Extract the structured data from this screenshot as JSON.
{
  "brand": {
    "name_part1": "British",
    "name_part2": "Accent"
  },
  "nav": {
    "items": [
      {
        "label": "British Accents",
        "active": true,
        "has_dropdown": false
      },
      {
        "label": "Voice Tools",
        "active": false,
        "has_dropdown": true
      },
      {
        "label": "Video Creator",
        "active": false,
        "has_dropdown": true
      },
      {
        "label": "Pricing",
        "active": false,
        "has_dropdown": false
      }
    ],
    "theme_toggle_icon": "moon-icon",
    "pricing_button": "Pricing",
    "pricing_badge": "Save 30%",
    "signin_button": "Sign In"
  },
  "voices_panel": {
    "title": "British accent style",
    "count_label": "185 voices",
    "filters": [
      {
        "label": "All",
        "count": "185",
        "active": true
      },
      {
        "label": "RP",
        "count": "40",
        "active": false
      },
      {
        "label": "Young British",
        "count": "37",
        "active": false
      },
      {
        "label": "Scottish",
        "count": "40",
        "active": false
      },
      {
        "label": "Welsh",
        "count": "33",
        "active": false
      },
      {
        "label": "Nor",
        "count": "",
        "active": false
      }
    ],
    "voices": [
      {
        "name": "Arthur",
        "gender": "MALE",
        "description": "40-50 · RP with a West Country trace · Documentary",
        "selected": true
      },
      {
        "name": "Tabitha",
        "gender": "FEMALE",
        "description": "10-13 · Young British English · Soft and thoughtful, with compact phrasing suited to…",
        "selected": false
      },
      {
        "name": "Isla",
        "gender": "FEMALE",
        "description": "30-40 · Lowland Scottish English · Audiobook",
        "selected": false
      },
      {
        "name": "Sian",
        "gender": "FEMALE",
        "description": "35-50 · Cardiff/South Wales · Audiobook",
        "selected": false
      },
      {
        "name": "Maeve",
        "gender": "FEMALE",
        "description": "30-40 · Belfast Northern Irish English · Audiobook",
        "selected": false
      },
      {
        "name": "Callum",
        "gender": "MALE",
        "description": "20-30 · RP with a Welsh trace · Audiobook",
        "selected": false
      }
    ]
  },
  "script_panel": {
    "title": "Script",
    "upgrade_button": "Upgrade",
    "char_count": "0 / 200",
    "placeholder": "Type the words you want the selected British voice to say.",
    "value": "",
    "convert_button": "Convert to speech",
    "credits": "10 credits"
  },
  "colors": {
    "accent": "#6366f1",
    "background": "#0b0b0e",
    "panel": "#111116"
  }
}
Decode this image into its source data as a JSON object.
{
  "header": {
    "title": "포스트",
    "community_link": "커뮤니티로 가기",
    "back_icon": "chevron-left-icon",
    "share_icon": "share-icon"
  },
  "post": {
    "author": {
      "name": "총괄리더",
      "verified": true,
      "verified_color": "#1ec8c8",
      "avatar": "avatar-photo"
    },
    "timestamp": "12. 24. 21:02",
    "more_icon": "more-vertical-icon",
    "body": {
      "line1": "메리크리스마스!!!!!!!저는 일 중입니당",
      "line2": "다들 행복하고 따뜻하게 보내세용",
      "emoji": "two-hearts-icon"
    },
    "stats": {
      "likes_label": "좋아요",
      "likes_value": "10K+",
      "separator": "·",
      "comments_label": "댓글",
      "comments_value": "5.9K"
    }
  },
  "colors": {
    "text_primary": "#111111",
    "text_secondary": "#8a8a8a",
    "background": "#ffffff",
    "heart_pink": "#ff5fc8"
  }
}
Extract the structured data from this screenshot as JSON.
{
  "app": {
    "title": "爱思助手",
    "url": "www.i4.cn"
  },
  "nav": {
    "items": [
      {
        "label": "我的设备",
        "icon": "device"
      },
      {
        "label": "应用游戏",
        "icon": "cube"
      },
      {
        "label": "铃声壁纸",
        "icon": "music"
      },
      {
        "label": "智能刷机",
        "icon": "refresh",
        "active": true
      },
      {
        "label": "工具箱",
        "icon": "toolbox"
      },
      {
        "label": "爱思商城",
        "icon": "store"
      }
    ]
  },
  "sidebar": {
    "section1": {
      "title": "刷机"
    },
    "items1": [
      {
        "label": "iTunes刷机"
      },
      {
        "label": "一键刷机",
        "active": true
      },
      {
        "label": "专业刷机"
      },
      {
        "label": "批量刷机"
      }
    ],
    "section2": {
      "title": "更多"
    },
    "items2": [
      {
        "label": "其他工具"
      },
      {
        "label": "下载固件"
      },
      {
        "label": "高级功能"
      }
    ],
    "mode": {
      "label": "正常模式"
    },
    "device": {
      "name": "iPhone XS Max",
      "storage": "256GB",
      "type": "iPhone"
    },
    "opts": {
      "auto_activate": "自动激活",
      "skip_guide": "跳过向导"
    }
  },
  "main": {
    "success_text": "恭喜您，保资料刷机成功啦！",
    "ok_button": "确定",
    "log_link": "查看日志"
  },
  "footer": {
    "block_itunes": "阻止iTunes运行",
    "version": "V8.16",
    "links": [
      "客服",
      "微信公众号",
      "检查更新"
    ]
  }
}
┄┄┄┄┄┄┄┄┄┄┄┄┄┄┄┄┄┄┄┄
Exercise directions => Reproduce each line of the entries in which the word "title" is found.

Full solution =>
    "title": "British accent style",
    "title": "Script",
    "title": "포스트",
    "title": "爱思助手",
      "title": "刷机"
      "title": "更多"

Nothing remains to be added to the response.